EXERCISE DESCRIPTION
What is needed here is an exact copy of every entry.

[Start of INFORMATION GIVEN]

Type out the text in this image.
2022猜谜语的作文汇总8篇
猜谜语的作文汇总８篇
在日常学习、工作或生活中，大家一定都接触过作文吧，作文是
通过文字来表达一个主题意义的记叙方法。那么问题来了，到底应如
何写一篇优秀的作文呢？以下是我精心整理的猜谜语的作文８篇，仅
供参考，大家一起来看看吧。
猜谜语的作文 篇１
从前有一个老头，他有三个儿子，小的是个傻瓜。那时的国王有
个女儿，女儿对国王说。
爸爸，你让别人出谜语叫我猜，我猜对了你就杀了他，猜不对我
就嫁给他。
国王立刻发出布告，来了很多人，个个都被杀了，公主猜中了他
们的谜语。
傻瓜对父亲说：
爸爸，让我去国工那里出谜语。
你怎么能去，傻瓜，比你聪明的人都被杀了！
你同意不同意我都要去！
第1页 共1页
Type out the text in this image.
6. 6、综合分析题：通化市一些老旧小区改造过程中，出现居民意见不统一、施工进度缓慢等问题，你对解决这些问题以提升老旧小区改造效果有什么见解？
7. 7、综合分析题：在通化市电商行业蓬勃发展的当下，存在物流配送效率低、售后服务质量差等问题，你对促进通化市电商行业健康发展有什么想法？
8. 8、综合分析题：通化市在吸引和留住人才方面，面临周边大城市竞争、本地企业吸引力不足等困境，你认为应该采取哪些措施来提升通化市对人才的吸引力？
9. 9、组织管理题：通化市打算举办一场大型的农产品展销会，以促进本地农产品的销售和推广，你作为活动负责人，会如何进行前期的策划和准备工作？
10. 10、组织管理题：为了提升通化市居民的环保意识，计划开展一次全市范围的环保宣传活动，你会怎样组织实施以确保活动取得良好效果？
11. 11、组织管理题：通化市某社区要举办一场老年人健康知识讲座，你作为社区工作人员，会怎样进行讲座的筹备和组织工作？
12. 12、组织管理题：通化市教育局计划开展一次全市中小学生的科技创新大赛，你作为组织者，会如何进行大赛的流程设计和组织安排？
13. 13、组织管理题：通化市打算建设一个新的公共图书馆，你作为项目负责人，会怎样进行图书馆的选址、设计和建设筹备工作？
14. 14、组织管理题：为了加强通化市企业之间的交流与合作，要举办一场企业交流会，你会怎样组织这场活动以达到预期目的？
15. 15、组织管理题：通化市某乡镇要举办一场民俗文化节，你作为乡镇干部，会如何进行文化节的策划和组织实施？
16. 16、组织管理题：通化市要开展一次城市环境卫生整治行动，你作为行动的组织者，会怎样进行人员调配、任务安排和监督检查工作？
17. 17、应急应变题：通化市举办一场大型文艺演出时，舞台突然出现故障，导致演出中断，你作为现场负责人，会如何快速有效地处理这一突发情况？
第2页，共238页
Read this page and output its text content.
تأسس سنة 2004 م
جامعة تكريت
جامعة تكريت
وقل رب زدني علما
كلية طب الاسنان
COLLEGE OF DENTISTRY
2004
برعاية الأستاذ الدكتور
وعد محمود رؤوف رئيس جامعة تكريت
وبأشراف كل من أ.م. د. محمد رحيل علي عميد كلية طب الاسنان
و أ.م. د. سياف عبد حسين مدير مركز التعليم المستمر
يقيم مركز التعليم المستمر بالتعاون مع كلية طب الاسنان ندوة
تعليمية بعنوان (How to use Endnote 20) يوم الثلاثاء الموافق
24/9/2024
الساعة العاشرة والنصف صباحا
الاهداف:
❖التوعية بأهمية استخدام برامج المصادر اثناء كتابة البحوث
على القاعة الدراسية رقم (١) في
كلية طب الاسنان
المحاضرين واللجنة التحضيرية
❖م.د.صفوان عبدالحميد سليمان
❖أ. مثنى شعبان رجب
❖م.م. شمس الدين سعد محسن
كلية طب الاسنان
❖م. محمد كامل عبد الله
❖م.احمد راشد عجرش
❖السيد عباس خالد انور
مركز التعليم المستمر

[End of INFORMATION GIVEN]

OUTPUT FOR THIS EXERCISE
Type out the text in this image.
2022猜谜语的作文汇总8篇
猜谜语的作文汇总８篇
在日常学习、工作或生活中，大家一定都接触过作文吧，作文是
通过文字来表达一个主题意义的记叙方法。那么问题来了，到底应如
何写一篇优秀的作文呢？以下是我精心整理的猜谜语的作文８篇，仅
供参考，大家一起来看看吧。
猜谜语的作文 篇１
从前有一个老头，他有三个儿子，小的是个傻瓜。那时的国王有
个女儿，女儿对国王说。
爸爸，你让别人出谜语叫我猜，我猜对了你就杀了他，猜不对我
就嫁给他。
国王立刻发出布告，来了很多人，个个都被杀了，公主猜中了他
们的谜语。
傻瓜对父亲说：
爸爸，让我去国工那里出谜语。
你怎么能去，傻瓜，比你聪明的人都被杀了！
你同意不同意我都要去！
第1页 共1页
Type out the text in this image.
6. 6、综合分析题：通化市一些老旧小区改造过程中，出现居民意见不统一、施工进度缓慢等问题，你对解决这些问题以提升老旧小区改造效果有什么见解？
7. 7、综合分析题：在通化市电商行业蓬勃发展的当下，存在物流配送效率低、售后服务质量差等问题，你对促进通化市电商行业健康发展有什么想法？
8. 8、综合分析题：通化市在吸引和留住人才方面，面临周边大城市竞争、本地企业吸引力不足等困境，你认为应该采取哪些措施来提升通化市对人才的吸引力？
9. 9、组织管理题：通化市打算举办一场大型的农产品展销会，以促进本地农产品的销售和推广，你作为活动负责人，会如何进行前期的策划和准备工作？
10. 10、组织管理题：为了提升通化市居民的环保意识，计划开展一次全市范围的环保宣传活动，你会怎样组织实施以确保活动取得良好效果？
11. 11、组织管理题：通化市某社区要举办一场老年人健康知识讲座，你作为社区工作人员，会怎样进行讲座的筹备和组织工作？
12. 12、组织管理题：通化市教育局计划开展一次全市中小学生的科技创新大赛，你作为组织者，会如何进行大赛的流程设计和组织安排？
13. 13、组织管理题：通化市打算建设一个新的公共图书馆，你作为项目负责人，会怎样进行图书馆的选址、设计和建设筹备工作？
14. 14、组织管理题：为了加强通化市企业之间的交流与合作，要举办一场企业交流会，你会怎样组织这场活动以达到预期目的？
15. 15、组织管理题：通化市某乡镇要举办一场民俗文化节，你作为乡镇干部，会如何进行文化节的策划和组织实施？
16. 16、组织管理题：通化市要开展一次城市环境卫生整治行动，你作为行动的组织者，会怎样进行人员调配、任务安排和监督检查工作？
17. 17、应急应变题：通化市举办一场大型文艺演出时，舞台突然出现故障，导致演出中断，你作为现场负责人，会如何快速有效地处理这一突发情况？
第2页，共238页
Read this page and output its text content.
تأسس سنة 2004 م
جامعة تكريت
جامعة تكريت
وقل رب زدني علما
كلية طب الاسنان
COLLEGE OF DENTISTRY
2004
برعاية الأستاذ الدكتور
وعد محمود رؤوف رئيس جامعة تكريت
وبأشراف كل من أ.م. د. محمد رحيل علي عميد كلية طب الاسنان
و أ.م. د. سياف عبد حسين مدير مركز التعليم المستمر
يقيم مركز التعليم المستمر بالتعاون مع كلية طب الاسنان ندوة
تعليمية بعنوان (How to use Endnote 20) يوم الثلاثاء الموافق
24/9/2024
الساعة العاشرة والنصف صباحا
الاهداف:
❖التوعية بأهمية استخدام برامج المصادر اثناء كتابة البحوث
على القاعة الدراسية رقم (١) في
كلية طب الاسنان
المحاضرين واللجنة التحضيرية
❖م.د.صفوان عبدالحميد سليمان
❖أ. مثنى شعبان رجب
❖م.م. شمس الدين سعد محسن
كلية طب الاسنان
❖م. محمد كامل عبد الله
❖م.احمد راشد عجرش
❖السيد عباس خالد انور
مركز التعليم المستمر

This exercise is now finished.